WHAT YOU ARE ASKED TO DO >> Search the listing for "name" and copy every line where it appears.

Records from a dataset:
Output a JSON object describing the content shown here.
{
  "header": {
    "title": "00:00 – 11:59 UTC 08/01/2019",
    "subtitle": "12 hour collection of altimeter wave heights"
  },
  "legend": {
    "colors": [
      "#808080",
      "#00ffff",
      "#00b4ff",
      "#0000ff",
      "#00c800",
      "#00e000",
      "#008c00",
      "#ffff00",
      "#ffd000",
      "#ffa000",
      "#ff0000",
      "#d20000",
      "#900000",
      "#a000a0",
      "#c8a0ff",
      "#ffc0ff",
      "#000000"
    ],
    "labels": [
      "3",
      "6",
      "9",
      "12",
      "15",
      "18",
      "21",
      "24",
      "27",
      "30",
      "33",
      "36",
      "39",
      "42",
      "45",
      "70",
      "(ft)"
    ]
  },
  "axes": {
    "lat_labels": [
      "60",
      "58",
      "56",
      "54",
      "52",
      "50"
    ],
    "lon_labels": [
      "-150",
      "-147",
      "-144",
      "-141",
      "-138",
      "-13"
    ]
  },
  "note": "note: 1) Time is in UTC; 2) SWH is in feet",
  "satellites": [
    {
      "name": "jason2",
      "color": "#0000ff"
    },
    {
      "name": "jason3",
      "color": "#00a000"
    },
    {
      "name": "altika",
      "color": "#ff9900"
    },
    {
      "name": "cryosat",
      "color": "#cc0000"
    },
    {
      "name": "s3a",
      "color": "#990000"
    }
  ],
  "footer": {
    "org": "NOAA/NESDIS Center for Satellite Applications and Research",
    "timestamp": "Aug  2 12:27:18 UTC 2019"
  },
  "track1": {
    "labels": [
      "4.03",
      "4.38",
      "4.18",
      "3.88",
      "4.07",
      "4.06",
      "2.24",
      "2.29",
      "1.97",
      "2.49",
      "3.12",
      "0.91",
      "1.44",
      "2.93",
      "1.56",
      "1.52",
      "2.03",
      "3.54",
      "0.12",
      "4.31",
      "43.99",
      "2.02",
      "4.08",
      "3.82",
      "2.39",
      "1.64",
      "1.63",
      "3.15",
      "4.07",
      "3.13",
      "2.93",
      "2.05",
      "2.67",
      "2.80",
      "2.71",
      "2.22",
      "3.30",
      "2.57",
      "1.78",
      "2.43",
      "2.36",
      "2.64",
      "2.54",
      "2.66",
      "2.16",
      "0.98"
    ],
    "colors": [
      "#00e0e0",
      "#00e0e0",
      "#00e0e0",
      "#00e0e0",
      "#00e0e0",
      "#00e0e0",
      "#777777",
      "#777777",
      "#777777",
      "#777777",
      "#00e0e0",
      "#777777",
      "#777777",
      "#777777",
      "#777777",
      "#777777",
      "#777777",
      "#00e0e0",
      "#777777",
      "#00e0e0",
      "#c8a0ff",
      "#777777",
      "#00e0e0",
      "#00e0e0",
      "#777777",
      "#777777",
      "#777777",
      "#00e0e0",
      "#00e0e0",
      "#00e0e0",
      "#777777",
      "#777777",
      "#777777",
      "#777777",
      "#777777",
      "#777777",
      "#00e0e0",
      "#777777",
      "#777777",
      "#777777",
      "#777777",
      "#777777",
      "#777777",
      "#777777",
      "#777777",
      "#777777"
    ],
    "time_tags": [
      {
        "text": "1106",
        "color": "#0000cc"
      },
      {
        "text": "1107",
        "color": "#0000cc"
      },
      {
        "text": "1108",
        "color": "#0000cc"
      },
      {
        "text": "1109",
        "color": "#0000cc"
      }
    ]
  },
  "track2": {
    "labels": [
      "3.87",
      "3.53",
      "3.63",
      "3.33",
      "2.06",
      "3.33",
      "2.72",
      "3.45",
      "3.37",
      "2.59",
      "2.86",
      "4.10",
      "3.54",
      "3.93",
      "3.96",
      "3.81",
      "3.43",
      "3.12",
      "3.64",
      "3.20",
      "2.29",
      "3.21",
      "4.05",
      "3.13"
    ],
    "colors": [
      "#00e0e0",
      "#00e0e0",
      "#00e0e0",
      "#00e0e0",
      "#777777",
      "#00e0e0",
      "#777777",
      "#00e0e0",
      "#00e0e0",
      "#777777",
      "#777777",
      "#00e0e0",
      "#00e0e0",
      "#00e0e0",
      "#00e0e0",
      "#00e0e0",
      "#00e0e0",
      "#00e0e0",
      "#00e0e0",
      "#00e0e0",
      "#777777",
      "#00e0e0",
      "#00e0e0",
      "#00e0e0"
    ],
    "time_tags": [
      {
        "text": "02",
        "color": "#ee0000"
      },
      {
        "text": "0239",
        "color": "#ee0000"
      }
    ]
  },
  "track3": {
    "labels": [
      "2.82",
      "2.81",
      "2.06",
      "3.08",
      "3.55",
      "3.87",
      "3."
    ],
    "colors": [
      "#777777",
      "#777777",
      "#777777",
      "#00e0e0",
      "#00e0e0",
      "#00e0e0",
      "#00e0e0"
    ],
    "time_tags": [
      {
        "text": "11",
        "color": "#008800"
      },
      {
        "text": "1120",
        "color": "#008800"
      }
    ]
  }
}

FULL SOLUTION >>
      "name": "jason2",
      "name": "jason3",
      "name": "altika",
      "name": "cryosat",
      "name": "s3a",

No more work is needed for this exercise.